[SET PROBLEM]: Look through the data below. Collect every line where the word "Moderately" occurs.

[LISTED ENTRIES]:
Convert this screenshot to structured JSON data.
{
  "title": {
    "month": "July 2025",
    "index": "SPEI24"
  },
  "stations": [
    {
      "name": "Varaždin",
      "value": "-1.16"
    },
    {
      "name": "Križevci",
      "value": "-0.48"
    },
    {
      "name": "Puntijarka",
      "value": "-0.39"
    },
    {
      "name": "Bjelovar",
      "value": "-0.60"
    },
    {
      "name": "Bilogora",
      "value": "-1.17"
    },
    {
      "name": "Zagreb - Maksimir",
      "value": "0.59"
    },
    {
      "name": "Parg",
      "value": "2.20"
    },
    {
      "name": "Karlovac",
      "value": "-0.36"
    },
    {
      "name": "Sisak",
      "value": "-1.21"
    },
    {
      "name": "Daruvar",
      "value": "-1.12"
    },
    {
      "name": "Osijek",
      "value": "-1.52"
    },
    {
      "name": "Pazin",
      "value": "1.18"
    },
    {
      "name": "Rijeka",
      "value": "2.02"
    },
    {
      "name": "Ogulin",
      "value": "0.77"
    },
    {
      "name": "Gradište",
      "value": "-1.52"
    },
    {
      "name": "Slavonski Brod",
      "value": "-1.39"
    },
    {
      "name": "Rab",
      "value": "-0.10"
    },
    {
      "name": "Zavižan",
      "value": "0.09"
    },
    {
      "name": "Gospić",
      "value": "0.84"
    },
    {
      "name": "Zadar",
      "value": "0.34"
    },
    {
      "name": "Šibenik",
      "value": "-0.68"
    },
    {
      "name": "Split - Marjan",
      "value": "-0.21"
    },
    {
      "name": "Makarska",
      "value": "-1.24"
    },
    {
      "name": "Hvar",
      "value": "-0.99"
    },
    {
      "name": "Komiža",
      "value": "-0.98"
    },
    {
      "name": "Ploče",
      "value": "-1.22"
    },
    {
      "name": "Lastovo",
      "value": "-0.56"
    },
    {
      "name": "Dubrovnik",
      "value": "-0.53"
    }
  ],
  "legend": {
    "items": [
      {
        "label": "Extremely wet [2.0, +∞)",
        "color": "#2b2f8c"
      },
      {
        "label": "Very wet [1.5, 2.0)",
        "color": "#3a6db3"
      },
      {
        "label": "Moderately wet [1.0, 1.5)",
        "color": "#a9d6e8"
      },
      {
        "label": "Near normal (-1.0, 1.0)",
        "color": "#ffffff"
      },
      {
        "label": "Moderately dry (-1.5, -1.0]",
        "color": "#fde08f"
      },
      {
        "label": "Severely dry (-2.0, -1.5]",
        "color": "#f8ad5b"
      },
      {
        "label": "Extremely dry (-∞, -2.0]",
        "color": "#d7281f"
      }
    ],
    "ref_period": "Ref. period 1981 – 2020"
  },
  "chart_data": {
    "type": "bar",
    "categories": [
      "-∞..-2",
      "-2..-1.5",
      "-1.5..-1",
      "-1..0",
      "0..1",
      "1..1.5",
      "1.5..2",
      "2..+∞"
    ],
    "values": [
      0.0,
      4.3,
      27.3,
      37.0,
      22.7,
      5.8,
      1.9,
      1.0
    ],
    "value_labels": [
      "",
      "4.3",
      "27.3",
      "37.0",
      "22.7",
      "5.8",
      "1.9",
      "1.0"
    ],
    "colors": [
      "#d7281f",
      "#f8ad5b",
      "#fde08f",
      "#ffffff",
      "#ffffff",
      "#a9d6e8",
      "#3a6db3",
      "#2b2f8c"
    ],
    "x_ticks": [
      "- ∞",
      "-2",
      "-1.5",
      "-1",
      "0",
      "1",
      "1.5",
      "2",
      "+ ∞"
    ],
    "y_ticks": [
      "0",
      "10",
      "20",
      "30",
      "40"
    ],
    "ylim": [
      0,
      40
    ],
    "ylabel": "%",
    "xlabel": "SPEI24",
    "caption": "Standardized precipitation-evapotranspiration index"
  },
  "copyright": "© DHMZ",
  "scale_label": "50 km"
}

[RESULT]:
        "label": "Moderately wet [1.0, 1.5)",
        "label": "Moderately dry (-1.5, -1.0]",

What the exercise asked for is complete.